--- THE EXERCISE ---
Collect each line of the entries that holds the string "companies".

--- EXERCISE MATERIALS ---
[start]

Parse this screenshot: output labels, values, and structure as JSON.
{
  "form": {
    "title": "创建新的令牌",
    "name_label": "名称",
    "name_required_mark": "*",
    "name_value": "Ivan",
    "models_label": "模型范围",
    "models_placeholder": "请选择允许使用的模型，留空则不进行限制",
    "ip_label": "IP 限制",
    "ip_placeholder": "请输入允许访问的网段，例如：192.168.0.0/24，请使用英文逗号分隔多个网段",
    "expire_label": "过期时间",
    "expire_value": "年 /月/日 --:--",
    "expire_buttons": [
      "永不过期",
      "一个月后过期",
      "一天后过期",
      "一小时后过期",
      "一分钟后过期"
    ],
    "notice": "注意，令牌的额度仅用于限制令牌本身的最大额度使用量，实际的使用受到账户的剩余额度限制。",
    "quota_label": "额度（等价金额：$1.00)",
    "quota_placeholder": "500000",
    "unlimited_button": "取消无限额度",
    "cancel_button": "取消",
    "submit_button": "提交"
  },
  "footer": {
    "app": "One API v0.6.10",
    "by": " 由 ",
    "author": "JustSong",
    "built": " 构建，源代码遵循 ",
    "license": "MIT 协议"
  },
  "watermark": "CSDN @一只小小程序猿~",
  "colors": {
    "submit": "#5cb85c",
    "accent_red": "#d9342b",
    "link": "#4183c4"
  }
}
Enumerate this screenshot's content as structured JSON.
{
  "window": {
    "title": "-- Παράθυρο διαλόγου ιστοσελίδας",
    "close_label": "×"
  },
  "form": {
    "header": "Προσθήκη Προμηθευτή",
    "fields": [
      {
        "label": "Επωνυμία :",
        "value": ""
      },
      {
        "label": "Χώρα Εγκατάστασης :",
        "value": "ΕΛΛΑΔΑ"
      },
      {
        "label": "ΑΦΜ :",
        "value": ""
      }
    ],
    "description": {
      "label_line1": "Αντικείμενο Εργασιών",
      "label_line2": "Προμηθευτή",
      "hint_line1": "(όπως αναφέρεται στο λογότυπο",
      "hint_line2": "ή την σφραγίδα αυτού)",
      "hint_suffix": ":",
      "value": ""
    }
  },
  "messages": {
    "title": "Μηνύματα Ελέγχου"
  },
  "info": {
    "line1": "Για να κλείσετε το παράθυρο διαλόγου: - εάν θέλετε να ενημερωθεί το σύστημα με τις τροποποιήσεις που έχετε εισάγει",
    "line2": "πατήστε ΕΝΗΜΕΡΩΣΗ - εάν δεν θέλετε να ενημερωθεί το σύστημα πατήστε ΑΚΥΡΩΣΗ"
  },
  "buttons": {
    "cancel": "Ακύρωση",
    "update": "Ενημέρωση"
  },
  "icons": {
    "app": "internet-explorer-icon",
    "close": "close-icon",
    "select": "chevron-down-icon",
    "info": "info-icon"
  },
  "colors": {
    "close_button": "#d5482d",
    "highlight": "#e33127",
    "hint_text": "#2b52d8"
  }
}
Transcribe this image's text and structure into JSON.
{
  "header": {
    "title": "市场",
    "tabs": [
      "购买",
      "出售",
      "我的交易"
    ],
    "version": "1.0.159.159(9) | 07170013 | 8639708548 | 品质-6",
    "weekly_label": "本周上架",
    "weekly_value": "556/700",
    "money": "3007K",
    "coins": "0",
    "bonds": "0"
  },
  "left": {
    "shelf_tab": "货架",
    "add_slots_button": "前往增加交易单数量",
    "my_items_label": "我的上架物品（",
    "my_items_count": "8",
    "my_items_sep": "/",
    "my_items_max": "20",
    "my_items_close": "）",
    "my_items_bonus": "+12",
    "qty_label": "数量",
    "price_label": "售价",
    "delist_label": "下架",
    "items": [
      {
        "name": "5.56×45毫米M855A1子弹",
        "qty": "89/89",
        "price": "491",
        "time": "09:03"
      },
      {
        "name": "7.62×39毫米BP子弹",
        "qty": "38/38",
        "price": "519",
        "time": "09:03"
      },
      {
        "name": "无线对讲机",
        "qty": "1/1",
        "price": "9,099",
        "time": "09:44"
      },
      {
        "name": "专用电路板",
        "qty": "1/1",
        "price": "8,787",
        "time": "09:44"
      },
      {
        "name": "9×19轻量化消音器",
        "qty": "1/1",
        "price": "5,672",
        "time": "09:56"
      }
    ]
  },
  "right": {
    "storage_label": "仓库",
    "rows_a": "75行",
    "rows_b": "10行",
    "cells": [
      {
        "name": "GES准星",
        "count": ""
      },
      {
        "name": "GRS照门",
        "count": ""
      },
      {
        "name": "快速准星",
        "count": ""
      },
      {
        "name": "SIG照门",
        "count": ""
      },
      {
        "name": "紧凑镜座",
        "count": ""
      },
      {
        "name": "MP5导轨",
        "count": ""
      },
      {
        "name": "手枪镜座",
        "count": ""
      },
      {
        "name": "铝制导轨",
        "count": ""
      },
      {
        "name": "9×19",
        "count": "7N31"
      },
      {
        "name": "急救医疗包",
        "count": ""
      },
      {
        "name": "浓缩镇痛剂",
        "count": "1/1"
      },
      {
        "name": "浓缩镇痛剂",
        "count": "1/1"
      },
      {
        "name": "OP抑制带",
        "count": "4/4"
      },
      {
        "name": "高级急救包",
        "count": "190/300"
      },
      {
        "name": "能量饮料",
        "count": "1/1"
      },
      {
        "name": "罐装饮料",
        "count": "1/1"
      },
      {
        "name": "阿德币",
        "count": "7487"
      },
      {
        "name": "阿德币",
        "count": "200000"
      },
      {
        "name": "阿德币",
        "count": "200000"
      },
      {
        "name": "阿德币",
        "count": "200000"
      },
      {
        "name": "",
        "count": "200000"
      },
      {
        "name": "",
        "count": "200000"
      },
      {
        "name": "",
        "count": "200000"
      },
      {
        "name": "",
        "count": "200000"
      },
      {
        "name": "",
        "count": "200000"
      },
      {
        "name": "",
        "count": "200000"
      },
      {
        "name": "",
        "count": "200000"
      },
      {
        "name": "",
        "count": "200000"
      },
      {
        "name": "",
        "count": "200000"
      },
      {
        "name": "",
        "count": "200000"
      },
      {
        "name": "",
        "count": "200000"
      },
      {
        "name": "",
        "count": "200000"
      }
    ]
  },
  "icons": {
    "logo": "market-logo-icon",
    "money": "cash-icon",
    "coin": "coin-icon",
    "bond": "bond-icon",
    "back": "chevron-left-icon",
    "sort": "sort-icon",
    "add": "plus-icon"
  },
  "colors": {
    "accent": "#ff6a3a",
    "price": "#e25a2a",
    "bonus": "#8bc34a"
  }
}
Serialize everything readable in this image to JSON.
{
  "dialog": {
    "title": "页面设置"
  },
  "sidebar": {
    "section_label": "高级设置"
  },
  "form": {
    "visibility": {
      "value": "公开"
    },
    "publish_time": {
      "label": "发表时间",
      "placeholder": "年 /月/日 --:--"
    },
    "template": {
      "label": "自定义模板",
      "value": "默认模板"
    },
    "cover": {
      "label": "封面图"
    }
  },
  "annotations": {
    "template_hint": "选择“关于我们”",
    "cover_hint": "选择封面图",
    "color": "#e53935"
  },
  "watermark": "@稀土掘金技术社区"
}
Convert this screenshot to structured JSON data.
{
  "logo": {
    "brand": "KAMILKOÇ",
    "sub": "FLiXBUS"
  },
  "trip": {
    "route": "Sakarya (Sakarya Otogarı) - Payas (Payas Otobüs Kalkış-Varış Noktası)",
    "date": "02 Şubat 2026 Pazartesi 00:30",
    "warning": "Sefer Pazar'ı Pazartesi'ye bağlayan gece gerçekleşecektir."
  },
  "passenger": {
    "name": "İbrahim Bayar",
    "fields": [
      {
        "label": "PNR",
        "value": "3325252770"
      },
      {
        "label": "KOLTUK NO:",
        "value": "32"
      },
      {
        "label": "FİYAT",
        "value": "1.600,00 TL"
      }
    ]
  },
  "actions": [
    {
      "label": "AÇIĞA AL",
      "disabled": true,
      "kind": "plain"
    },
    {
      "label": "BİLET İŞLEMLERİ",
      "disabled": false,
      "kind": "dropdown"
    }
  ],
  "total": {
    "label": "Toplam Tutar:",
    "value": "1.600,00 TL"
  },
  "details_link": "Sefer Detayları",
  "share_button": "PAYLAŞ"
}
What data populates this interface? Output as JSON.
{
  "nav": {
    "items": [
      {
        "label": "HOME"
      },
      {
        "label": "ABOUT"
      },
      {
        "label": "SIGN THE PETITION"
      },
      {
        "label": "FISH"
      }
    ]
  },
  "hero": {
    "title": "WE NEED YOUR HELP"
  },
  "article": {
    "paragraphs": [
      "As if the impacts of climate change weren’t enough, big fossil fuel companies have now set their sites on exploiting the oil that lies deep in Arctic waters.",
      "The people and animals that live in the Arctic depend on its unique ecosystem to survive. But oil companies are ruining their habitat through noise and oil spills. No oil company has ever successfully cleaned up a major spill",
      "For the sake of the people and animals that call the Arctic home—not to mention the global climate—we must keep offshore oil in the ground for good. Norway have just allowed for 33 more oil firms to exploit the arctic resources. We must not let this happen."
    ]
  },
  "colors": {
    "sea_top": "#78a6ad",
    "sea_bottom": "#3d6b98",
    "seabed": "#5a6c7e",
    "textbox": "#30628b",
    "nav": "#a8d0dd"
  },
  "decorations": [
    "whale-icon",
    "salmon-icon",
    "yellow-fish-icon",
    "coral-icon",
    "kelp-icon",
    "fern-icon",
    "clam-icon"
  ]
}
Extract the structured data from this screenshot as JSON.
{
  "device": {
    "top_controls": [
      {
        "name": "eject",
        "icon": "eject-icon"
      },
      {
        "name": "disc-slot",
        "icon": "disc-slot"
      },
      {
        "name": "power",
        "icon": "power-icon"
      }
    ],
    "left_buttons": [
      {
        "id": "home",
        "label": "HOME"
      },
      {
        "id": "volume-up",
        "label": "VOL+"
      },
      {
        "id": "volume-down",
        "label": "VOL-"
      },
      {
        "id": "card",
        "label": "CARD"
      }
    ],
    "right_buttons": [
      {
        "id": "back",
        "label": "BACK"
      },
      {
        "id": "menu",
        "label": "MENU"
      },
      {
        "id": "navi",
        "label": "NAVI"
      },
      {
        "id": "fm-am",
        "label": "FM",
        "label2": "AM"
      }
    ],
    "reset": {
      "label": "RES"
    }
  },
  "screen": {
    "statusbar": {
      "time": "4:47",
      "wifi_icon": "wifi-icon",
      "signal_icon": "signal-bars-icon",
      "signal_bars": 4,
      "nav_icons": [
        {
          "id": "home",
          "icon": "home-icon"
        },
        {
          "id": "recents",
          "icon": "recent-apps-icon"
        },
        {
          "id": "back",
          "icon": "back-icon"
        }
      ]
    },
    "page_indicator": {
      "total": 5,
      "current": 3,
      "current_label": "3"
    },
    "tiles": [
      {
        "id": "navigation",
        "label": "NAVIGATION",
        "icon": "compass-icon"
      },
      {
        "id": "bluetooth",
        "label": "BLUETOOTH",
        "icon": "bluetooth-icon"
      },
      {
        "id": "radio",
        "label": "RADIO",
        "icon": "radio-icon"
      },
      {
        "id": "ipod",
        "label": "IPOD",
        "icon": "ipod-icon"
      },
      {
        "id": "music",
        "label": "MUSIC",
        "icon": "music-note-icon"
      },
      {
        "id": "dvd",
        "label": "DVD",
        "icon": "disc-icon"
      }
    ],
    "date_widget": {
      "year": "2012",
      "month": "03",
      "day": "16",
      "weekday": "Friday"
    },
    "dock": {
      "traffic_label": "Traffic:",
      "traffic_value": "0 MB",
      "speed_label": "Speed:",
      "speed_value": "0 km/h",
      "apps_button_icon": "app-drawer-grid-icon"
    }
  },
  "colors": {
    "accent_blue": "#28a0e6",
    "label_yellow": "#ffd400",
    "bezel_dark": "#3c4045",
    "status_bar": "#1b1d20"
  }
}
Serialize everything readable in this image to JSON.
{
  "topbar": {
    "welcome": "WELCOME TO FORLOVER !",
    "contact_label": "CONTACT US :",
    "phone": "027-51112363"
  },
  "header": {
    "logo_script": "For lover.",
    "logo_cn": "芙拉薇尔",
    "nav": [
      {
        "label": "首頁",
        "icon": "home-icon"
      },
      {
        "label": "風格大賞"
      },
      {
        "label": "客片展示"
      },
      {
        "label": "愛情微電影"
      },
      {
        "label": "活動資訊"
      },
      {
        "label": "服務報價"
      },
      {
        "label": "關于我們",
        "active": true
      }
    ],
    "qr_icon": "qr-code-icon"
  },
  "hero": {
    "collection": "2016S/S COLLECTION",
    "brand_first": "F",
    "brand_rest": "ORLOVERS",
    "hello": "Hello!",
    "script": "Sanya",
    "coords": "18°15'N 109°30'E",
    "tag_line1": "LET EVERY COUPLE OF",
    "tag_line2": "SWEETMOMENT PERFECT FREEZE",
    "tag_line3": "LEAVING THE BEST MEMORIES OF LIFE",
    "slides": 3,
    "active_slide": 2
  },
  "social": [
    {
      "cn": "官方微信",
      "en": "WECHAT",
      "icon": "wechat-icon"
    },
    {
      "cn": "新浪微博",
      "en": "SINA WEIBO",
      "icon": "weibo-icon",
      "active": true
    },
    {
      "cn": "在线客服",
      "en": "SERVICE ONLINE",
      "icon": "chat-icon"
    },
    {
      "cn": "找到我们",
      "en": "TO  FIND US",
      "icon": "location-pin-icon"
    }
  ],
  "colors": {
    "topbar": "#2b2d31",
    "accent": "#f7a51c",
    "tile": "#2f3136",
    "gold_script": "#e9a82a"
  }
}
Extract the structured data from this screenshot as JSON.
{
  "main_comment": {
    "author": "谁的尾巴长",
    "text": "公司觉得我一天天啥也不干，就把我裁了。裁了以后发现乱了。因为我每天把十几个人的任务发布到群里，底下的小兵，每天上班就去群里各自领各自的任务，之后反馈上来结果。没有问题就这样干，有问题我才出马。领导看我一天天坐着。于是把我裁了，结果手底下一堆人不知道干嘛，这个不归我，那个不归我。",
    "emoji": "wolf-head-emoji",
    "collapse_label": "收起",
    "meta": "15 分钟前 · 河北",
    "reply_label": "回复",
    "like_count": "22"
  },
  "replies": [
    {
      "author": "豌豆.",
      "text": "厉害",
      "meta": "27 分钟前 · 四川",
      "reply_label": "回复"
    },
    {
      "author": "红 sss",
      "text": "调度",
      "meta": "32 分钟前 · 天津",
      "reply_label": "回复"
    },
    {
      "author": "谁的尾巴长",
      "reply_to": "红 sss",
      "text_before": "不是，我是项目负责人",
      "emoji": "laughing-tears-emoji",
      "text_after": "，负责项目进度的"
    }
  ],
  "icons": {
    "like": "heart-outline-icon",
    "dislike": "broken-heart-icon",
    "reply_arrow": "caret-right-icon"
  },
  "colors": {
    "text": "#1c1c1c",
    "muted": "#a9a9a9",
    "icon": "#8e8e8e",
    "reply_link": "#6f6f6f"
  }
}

[end]

--- OUTPUT FOR THIS TASK ---
      "As if the impacts of climate change weren’t enough, big fossil fuel companies have now set their sites on exploiting the oil that lies deep in Arctic waters.",
      "The people and animals that live in the Arctic depend on its unique ecosystem to survive. But oil companies are ruining their habitat through noise and oil spills. No oil company has ever successfully cleaned up a major spill",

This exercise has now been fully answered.